%%

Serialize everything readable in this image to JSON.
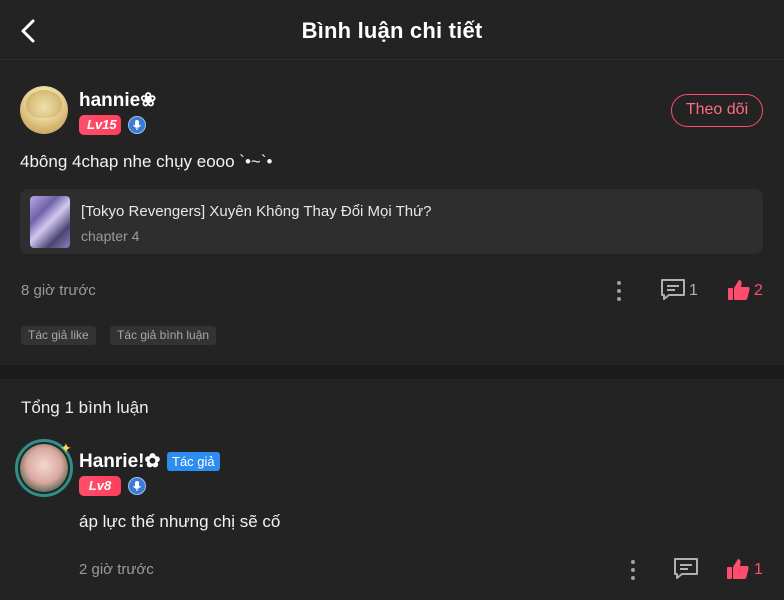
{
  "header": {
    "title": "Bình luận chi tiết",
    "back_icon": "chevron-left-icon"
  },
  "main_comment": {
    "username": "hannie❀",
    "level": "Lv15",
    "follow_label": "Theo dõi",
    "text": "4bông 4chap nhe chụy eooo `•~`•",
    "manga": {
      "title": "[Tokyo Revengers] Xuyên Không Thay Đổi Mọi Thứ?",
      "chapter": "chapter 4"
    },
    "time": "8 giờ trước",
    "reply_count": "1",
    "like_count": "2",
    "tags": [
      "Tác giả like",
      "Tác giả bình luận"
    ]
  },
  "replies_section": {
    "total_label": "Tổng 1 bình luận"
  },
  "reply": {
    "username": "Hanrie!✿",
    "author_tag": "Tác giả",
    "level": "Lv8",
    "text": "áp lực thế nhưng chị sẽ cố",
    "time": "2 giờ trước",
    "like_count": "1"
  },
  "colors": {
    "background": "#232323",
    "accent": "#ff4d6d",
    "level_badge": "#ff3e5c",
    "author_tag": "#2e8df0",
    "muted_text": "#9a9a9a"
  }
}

%%
%%

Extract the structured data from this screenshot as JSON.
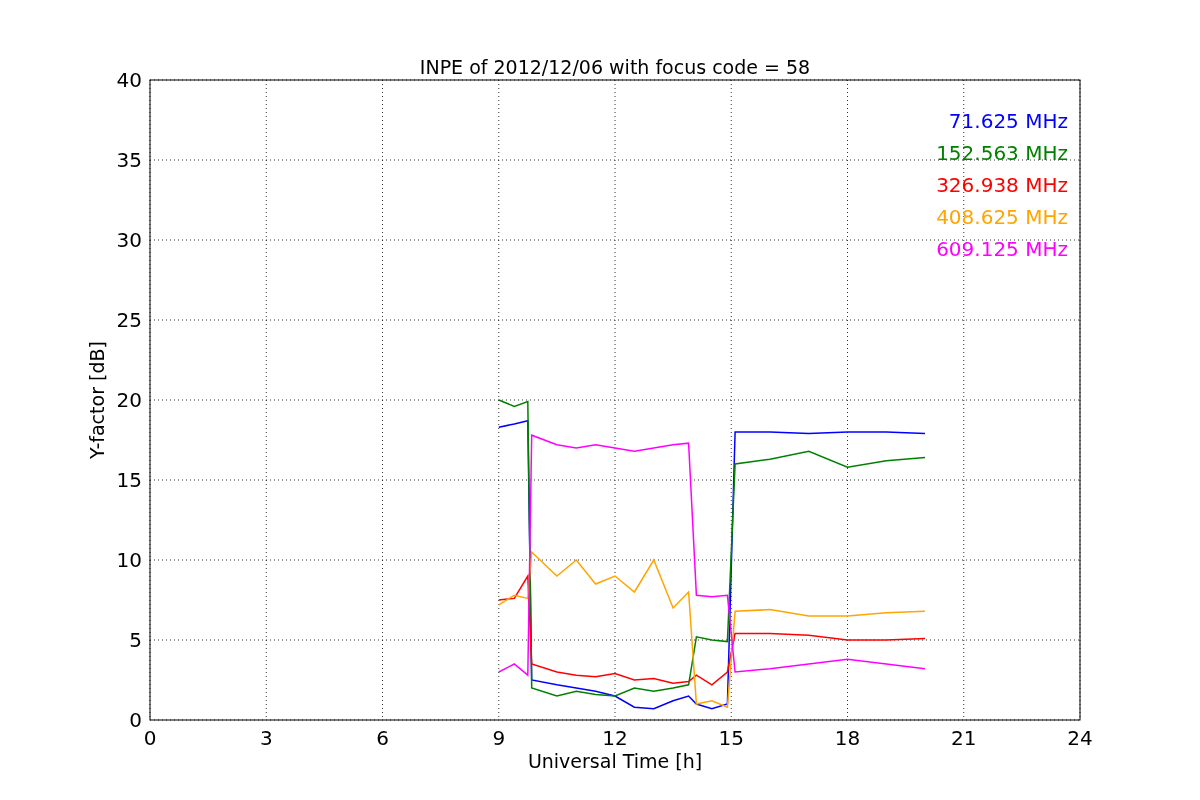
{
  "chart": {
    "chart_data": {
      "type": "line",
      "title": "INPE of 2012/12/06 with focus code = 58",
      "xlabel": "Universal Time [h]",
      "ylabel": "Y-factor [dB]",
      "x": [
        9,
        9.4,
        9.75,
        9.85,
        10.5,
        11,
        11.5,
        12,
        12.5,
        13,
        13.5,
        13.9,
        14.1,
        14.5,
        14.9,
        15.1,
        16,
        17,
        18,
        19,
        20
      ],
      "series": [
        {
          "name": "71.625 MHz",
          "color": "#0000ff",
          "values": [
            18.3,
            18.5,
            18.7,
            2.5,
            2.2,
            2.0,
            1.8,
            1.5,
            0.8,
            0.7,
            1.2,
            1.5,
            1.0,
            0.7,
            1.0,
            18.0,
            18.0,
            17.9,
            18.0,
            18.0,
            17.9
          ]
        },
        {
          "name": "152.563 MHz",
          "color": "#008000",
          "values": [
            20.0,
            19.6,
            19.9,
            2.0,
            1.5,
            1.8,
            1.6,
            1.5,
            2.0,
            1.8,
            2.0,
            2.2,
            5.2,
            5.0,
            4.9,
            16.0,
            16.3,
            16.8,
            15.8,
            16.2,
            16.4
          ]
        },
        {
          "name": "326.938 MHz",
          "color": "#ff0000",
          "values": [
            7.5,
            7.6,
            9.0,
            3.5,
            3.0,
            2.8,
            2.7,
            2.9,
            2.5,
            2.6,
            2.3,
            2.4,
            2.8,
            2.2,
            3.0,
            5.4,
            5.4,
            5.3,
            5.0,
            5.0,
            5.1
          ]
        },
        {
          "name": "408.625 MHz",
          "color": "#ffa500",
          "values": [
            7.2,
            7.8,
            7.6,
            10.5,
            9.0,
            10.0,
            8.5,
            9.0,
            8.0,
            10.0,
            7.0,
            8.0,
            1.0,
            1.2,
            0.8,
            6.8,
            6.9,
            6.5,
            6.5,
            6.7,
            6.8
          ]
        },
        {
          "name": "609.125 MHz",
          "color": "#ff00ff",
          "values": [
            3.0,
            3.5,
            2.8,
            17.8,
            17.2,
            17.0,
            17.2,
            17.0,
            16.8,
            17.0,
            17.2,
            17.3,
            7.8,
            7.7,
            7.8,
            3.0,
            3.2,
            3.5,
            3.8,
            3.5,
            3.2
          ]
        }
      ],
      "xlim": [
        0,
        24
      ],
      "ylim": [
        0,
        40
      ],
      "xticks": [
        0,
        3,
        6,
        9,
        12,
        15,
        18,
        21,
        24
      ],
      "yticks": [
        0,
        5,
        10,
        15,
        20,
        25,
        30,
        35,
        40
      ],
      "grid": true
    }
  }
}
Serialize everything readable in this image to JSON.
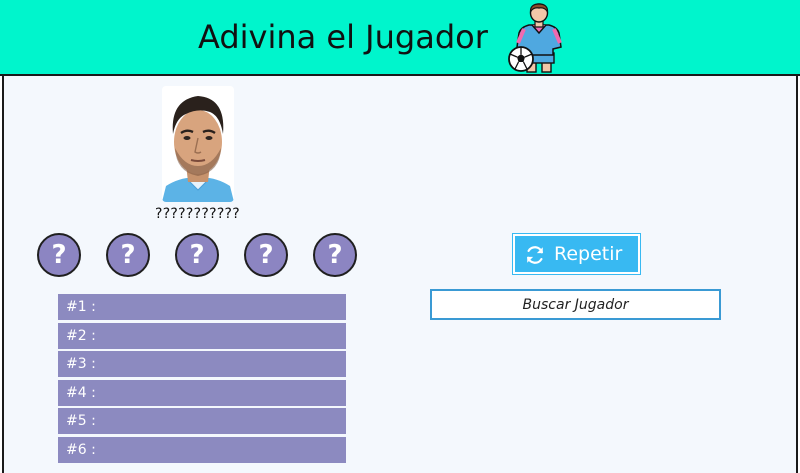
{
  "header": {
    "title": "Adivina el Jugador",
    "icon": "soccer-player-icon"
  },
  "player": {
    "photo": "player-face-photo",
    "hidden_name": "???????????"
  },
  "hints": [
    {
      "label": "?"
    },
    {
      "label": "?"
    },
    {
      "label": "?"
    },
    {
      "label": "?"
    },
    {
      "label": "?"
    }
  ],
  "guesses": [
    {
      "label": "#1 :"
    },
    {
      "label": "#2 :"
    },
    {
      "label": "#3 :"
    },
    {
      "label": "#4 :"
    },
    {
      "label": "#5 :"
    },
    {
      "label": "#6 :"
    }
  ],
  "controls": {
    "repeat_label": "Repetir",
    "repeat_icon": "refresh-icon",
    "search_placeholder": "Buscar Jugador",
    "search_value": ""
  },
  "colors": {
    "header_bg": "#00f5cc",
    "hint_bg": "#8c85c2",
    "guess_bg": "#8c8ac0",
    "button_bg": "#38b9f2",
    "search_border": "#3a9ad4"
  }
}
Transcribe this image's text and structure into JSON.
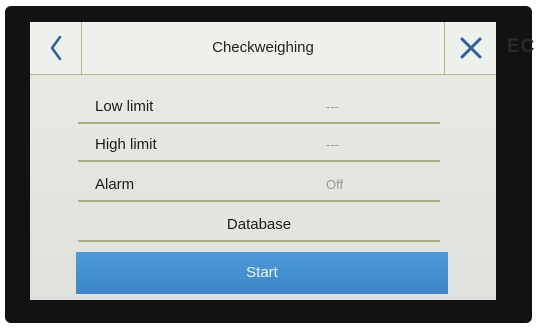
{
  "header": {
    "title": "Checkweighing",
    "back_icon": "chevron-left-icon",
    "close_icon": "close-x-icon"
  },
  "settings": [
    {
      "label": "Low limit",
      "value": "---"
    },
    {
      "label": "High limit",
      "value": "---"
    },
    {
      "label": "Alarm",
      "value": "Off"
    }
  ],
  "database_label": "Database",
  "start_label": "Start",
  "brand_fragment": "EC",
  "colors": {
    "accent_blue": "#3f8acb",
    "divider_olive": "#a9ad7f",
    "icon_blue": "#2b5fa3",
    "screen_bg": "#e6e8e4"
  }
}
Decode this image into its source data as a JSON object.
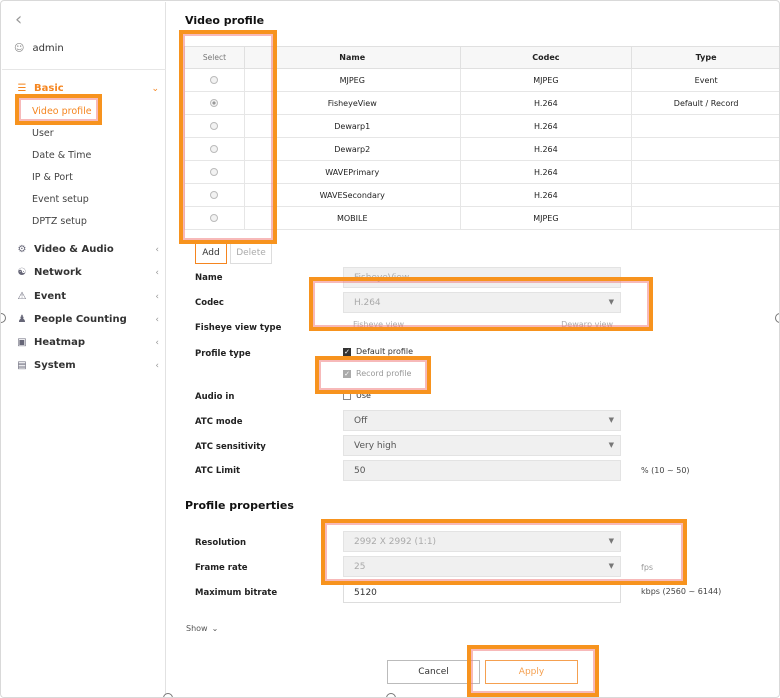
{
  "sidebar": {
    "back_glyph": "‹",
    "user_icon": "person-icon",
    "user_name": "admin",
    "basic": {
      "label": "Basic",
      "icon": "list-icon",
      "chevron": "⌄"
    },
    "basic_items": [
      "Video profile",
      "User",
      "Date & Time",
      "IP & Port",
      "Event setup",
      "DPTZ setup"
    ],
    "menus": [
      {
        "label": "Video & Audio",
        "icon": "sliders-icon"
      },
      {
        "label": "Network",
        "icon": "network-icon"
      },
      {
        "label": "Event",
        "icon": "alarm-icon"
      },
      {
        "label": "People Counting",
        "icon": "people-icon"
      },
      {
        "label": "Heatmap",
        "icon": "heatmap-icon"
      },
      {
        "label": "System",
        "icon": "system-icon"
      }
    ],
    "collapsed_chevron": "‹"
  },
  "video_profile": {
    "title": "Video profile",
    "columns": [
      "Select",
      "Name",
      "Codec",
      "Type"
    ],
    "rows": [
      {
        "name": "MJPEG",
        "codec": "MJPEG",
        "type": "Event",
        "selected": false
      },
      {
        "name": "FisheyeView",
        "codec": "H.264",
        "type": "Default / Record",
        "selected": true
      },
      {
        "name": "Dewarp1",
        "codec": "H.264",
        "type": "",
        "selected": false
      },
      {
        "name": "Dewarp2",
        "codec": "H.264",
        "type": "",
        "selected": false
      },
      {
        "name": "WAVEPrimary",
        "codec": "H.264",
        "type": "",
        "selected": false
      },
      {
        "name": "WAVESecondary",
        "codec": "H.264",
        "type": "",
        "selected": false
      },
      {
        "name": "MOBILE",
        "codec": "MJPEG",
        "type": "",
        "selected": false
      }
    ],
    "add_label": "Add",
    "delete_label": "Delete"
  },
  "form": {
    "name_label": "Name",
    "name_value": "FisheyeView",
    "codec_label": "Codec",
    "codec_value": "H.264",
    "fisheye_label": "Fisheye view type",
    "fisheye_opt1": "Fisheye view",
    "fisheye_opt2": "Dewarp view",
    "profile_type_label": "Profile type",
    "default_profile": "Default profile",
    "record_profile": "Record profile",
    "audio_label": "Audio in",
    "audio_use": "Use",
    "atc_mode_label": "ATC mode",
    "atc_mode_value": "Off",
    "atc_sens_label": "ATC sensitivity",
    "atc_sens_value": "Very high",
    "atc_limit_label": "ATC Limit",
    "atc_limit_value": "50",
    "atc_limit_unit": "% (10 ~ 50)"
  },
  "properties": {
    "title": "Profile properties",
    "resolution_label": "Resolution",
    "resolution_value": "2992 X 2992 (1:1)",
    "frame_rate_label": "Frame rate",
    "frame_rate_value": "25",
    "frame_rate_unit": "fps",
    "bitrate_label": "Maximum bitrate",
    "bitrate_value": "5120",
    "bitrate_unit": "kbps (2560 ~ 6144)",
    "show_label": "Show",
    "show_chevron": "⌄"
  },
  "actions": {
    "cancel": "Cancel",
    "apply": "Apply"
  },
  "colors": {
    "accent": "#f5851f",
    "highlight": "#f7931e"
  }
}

%%

(Instructions for the task) Gather from the entries above all lines that include the string "into".

(Output for this task)
Transcribe this image's text and structure into JSON.
Decode this image into its source data as a JSON object.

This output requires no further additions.